_Task statement_. Copy out the listing that follows exactly, dropping every picture.

Records
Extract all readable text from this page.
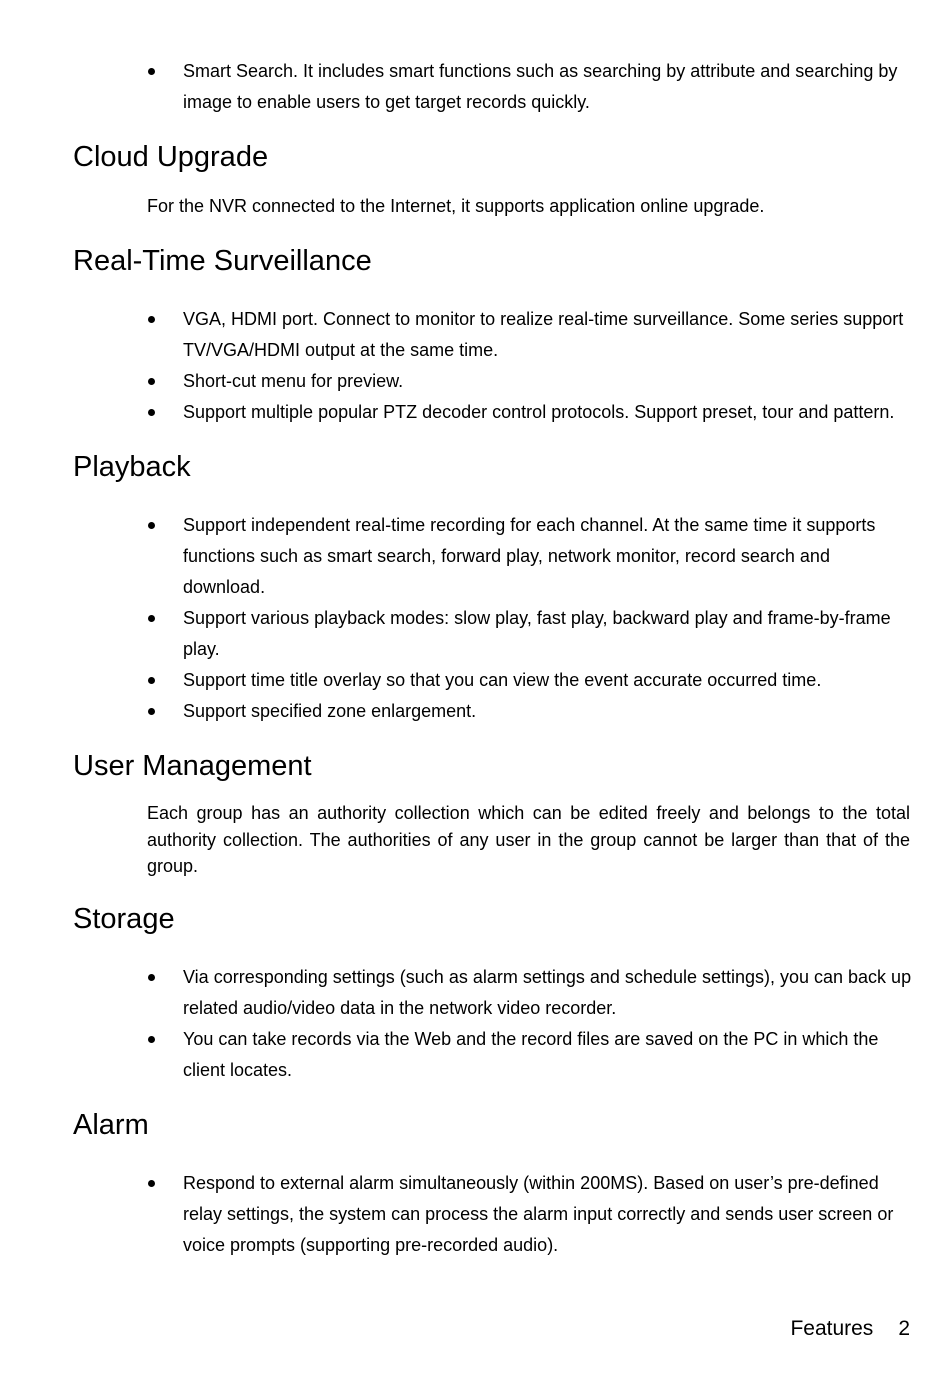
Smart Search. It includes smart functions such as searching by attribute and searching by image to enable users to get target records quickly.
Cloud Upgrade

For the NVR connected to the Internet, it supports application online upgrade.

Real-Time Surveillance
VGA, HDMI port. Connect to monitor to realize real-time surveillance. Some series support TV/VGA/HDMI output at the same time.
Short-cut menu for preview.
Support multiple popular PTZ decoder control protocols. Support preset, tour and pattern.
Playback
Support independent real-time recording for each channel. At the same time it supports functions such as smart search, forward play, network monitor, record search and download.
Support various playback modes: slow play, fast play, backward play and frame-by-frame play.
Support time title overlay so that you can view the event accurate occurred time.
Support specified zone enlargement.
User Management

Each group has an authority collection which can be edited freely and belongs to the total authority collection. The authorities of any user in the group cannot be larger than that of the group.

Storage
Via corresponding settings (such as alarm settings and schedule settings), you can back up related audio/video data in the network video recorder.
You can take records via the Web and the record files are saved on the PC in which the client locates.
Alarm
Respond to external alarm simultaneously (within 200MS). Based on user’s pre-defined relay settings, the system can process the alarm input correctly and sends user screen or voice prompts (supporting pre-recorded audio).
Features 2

_Problem solution_.
Extract all readable text from this page.
Smart Search. It includes smart functions such as searching by attribute and searching by image to enable users to get target records quickly.
Cloud Upgrade

For the NVR connected to the Internet, it supports application online upgrade.

Real-Time Surveillance
VGA, HDMI port. Connect to monitor to realize real-time surveillance. Some series support TV/VGA/HDMI output at the same time.
Short-cut menu for preview.
Support multiple popular PTZ decoder control protocols. Support preset, tour and pattern.
Playback
Support independent real-time recording for each channel. At the same time it supports functions such as smart search, forward play, network monitor, record search and download.
Support various playback modes: slow play, fast play, backward play and frame-by-frame play.
Support time title overlay so that you can view the event accurate occurred time.
Support specified zone enlargement.
User Management

Each group has an authority collection which can be edited freely and belongs to the total authority collection. The authorities of any user in the group cannot be larger than that of the group.

Storage
Via corresponding settings (such as alarm settings and schedule settings), you can back up related audio/video data in the network video recorder.
You can take records via the Web and the record files are saved on the PC in which the client locates.
Alarm
Respond to external alarm simultaneously (within 200MS). Based on user’s pre-defined relay settings, the system can process the alarm input correctly and sends user screen or voice prompts (supporting pre-recorded audio).
Features 2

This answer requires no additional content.